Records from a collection
——

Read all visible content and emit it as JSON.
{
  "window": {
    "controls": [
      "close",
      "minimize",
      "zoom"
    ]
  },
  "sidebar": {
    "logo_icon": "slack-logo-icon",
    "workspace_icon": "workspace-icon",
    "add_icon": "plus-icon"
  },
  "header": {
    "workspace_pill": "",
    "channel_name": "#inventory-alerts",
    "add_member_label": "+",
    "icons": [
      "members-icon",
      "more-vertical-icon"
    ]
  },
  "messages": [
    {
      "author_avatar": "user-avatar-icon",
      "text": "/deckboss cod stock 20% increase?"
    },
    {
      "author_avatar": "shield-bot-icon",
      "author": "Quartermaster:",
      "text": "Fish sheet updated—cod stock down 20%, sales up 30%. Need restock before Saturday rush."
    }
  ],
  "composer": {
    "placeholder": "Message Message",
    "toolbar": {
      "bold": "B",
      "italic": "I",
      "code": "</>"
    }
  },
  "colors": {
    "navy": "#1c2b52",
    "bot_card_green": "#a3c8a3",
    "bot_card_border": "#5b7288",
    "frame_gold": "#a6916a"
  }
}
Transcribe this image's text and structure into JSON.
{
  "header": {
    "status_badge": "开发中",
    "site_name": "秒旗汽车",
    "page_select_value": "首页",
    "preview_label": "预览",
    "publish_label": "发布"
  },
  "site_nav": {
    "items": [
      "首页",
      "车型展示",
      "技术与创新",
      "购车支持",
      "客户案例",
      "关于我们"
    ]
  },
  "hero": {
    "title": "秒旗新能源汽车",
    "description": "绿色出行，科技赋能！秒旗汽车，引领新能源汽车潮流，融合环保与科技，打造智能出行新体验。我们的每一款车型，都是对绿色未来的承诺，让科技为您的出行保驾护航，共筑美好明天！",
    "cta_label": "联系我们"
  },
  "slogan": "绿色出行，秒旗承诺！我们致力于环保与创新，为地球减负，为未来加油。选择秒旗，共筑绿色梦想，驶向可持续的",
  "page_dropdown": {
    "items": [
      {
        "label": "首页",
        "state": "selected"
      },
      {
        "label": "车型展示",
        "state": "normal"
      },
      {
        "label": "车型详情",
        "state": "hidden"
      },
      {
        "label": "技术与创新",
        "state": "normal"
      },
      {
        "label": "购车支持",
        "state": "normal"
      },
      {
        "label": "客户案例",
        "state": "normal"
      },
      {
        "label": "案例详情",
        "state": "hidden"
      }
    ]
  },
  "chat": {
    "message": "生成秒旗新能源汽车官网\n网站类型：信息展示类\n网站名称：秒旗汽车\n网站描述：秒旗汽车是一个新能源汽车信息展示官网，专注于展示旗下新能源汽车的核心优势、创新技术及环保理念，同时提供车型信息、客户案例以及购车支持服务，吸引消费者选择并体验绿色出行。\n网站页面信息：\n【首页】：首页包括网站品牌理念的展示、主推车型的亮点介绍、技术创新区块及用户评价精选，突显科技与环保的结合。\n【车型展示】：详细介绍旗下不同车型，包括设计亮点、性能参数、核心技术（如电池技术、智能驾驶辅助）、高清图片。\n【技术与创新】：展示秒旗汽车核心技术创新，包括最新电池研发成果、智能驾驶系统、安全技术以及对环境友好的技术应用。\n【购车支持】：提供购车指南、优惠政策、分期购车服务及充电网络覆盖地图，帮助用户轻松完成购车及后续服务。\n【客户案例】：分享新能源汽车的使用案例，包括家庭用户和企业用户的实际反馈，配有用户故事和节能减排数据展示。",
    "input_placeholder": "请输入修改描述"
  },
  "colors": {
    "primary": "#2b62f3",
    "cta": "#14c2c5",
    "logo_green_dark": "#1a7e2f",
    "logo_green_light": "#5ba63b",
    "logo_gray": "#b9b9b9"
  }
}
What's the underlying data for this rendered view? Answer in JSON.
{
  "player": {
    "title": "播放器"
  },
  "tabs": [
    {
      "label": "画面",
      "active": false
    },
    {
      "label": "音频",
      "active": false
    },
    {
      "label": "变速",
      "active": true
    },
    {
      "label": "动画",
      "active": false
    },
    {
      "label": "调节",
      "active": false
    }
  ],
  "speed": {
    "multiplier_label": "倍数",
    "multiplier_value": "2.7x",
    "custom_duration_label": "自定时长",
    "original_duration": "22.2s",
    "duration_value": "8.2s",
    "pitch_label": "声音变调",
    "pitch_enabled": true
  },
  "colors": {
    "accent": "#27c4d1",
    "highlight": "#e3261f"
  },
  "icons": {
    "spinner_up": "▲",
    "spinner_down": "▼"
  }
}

——

▶ [Stated goal]
Lines containing "stock" are to be counted. State the total and add nothing.

▶ [Solution to this task]
2